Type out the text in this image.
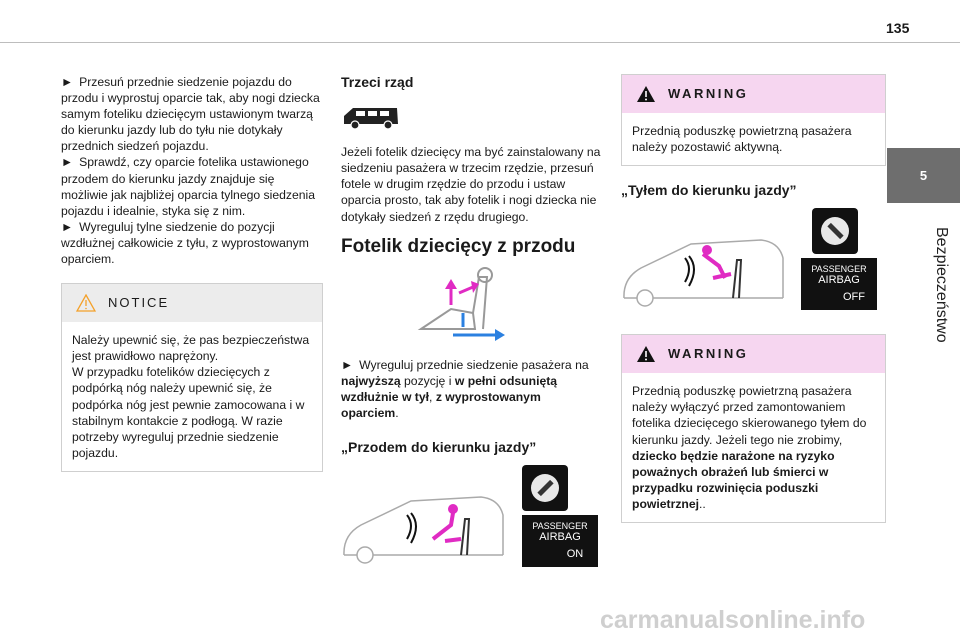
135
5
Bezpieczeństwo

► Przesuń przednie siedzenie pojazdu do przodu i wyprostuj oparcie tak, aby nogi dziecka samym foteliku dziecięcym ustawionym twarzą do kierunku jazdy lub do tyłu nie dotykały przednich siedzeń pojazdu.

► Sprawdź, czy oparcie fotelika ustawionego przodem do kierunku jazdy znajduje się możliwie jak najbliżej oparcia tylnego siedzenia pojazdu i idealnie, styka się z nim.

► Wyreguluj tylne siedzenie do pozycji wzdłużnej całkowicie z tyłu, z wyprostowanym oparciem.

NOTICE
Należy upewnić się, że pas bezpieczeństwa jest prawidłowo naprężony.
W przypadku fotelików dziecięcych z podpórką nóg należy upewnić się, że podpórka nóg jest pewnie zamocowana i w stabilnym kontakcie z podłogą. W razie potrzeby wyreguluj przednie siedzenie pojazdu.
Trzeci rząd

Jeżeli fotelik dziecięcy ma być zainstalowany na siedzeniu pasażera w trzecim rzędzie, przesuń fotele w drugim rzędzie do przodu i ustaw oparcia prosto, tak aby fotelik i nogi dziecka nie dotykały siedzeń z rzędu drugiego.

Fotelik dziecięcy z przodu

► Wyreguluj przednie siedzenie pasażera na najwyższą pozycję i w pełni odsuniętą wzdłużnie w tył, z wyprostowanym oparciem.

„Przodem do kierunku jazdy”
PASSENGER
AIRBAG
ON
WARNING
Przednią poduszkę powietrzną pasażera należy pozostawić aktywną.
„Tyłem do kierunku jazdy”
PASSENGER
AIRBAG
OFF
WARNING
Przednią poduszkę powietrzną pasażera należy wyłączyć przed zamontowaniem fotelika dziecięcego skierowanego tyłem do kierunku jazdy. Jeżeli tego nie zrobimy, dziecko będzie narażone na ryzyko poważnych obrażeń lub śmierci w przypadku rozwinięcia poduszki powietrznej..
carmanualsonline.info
____
■ **WHAT YOU HAVE TO DO**
Indicate how many lines of the material contain the string "upewnić", giving the number and nothing more.

■ **THE ANSWER**
2